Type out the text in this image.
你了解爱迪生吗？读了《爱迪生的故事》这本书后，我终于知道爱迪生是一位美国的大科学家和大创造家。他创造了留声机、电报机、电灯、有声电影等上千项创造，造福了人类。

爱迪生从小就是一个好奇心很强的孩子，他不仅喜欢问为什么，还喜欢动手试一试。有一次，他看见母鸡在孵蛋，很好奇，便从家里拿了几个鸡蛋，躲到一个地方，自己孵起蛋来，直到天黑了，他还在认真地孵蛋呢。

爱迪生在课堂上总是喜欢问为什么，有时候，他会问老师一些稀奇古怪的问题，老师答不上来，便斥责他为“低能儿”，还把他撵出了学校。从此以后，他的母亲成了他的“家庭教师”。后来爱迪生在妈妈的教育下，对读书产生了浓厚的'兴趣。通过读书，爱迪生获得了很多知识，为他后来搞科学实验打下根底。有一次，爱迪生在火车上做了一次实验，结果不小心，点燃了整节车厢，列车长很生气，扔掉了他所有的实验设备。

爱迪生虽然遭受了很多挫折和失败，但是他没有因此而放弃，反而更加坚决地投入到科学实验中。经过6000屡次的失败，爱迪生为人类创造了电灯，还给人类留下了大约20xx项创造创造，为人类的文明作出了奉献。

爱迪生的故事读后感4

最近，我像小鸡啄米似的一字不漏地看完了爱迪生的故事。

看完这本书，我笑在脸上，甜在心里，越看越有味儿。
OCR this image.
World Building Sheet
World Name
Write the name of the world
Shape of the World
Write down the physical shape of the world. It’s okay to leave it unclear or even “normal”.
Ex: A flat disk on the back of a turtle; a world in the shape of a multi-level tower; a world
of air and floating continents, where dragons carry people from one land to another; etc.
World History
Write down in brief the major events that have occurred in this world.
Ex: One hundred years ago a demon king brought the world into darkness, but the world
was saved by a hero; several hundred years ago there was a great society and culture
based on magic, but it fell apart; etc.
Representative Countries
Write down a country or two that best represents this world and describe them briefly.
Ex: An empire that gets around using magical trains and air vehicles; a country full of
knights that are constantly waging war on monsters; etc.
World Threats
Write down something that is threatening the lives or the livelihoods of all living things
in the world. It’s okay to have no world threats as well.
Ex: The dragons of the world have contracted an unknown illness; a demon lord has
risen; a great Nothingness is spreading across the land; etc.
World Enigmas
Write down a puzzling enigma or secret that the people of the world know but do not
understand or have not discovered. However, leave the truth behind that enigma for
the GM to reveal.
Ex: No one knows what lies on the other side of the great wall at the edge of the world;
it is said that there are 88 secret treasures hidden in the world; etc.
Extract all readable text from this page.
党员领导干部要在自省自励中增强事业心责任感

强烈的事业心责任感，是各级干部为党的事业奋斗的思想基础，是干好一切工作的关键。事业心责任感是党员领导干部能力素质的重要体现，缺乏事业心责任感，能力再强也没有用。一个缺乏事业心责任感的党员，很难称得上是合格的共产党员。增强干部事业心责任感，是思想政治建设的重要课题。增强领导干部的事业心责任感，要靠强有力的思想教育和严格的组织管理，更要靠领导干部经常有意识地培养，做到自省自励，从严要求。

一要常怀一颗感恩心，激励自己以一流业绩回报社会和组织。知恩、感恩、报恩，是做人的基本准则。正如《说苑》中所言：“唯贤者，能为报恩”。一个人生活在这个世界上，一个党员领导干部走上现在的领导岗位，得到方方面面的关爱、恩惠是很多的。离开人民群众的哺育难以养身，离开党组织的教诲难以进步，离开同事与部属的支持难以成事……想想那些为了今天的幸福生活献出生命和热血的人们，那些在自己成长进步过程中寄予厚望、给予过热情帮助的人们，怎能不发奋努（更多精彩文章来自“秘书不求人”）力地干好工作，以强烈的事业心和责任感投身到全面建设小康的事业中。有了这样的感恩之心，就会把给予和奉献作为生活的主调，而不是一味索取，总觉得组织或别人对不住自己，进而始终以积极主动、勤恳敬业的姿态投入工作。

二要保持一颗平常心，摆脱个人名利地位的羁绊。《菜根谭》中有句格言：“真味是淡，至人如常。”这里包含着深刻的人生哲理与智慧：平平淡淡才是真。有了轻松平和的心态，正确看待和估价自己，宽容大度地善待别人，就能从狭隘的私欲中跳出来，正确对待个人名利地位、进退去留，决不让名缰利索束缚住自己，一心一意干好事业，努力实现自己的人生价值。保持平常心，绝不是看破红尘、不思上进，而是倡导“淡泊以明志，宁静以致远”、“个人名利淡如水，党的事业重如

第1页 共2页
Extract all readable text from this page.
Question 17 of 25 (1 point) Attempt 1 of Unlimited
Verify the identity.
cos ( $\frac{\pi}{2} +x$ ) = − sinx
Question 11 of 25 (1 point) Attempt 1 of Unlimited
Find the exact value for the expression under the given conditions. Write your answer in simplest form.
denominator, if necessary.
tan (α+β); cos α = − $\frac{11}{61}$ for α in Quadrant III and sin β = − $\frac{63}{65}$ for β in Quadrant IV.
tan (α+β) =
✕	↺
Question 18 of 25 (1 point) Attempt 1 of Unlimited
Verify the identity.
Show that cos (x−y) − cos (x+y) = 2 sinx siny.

────────────────────────────────────────

• _WORK INSTRUCTIONS_:
Transcribe each entry precisely, missing none.

• _SOLUTION FOR THIS TASK_:
Type out the text in this image.
你了解爱迪生吗？读了《爱迪生的故事》这本书后，我终于知道爱迪生是一位美国的大科学家和大创造家。他创造了留声机、电报机、电灯、有声电影等上千项创造，造福了人类。

爱迪生从小就是一个好奇心很强的孩子，他不仅喜欢问为什么，还喜欢动手试一试。有一次，他看见母鸡在孵蛋，很好奇，便从家里拿了几个鸡蛋，躲到一个地方，自己孵起蛋来，直到天黑了，他还在认真地孵蛋呢。

爱迪生在课堂上总是喜欢问为什么，有时候，他会问老师一些稀奇古怪的问题，老师答不上来，便斥责他为“低能儿”，还把他撵出了学校。从此以后，他的母亲成了他的“家庭教师”。后来爱迪生在妈妈的教育下，对读书产生了浓厚的'兴趣。通过读书，爱迪生获得了很多知识，为他后来搞科学实验打下根底。有一次，爱迪生在火车上做了一次实验，结果不小心，点燃了整节车厢，列车长很生气，扔掉了他所有的实验设备。

爱迪生虽然遭受了很多挫折和失败，但是他没有因此而放弃，反而更加坚决地投入到科学实验中。经过6000屡次的失败，爱迪生为人类创造了电灯，还给人类留下了大约20xx项创造创造，为人类的文明作出了奉献。

爱迪生的故事读后感4

最近，我像小鸡啄米似的一字不漏地看完了爱迪生的故事。

看完这本书，我笑在脸上，甜在心里，越看越有味儿。
OCR this image.
World Building Sheet
World Name
Write the name of the world
Shape of the World
Write down the physical shape of the world. It’s okay to leave it unclear or even “normal”.
Ex: A flat disk on the back of a turtle; a world in the shape of a multi-level tower; a world
of air and floating continents, where dragons carry people from one land to another; etc.
World History
Write down in brief the major events that have occurred in this world.
Ex: One hundred years ago a demon king brought the world into darkness, but the world
was saved by a hero; several hundred years ago there was a great society and culture
based on magic, but it fell apart; etc.
Representative Countries
Write down a country or two that best represents this world and describe them briefly.
Ex: An empire that gets around using magical trains and air vehicles; a country full of
knights that are constantly waging war on monsters; etc.
World Threats
Write down something that is threatening the lives or the livelihoods of all living things
in the world. It’s okay to have no world threats as well.
Ex: The dragons of the world have contracted an unknown illness; a demon lord has
risen; a great Nothingness is spreading across the land; etc.
World Enigmas
Write down a puzzling enigma or secret that the people of the world know but do not
understand or have not discovered. However, leave the truth behind that enigma for
the GM to reveal.
Ex: No one knows what lies on the other side of the great wall at the edge of the world;
it is said that there are 88 secret treasures hidden in the world; etc.
Extract all readable text from this page.
党员领导干部要在自省自励中增强事业心责任感

强烈的事业心责任感，是各级干部为党的事业奋斗的思想基础，是干好一切工作的关键。事业心责任感是党员领导干部能力素质的重要体现，缺乏事业心责任感，能力再强也没有用。一个缺乏事业心责任感的党员，很难称得上是合格的共产党员。增强干部事业心责任感，是思想政治建设的重要课题。增强领导干部的事业心责任感，要靠强有力的思想教育和严格的组织管理，更要靠领导干部经常有意识地培养，做到自省自励，从严要求。

一要常怀一颗感恩心，激励自己以一流业绩回报社会和组织。知恩、感恩、报恩，是做人的基本准则。正如《说苑》中所言：“唯贤者，能为报恩”。一个人生活在这个世界上，一个党员领导干部走上现在的领导岗位，得到方方面面的关爱、恩惠是很多的。离开人民群众的哺育难以养身，离开党组织的教诲难以进步，离开同事与部属的支持难以成事……想想那些为了今天的幸福生活献出生命和热血的人们，那些在自己成长进步过程中寄予厚望、给予过热情帮助的人们，怎能不发奋努（更多精彩文章来自“秘书不求人”）力地干好工作，以强烈的事业心和责任感投身到全面建设小康的事业中。有了这样的感恩之心，就会把给予和奉献作为生活的主调，而不是一味索取，总觉得组织或别人对不住自己，进而始终以积极主动、勤恳敬业的姿态投入工作。

二要保持一颗平常心，摆脱个人名利地位的羁绊。《菜根谭》中有句格言：“真味是淡，至人如常。”这里包含着深刻的人生哲理与智慧：平平淡淡才是真。有了轻松平和的心态，正确看待和估价自己，宽容大度地善待别人，就能从狭隘的私欲中跳出来，正确对待个人名利地位、进退去留，决不让名缰利索束缚住自己，一心一意干好事业，努力实现自己的人生价值。保持平常心，绝不是看破红尘、不思上进，而是倡导“淡泊以明志，宁静以致远”、“个人名利淡如水，党的事业重如

第1页 共2页
Extract all readable text from this page.
Question 17 of 25 (1 point) Attempt 1 of Unlimited
Verify the identity.
cos ( $\frac{\pi}{2} +x$ ) = − sinx
Question 11 of 25 (1 point) Attempt 1 of Unlimited
Find the exact value for the expression under the given conditions. Write your answer in simplest form.
denominator, if necessary.
tan (α+β); cos α = − $\frac{11}{61}$ for α in Quadrant III and sin β = − $\frac{63}{65}$ for β in Quadrant IV.
tan (α+β) =
✕	↺
Question 18 of 25 (1 point) Attempt 1 of Unlimited
Verify the identity.
Show that cos (x−y) − cos (x+y) = 2 sinx siny.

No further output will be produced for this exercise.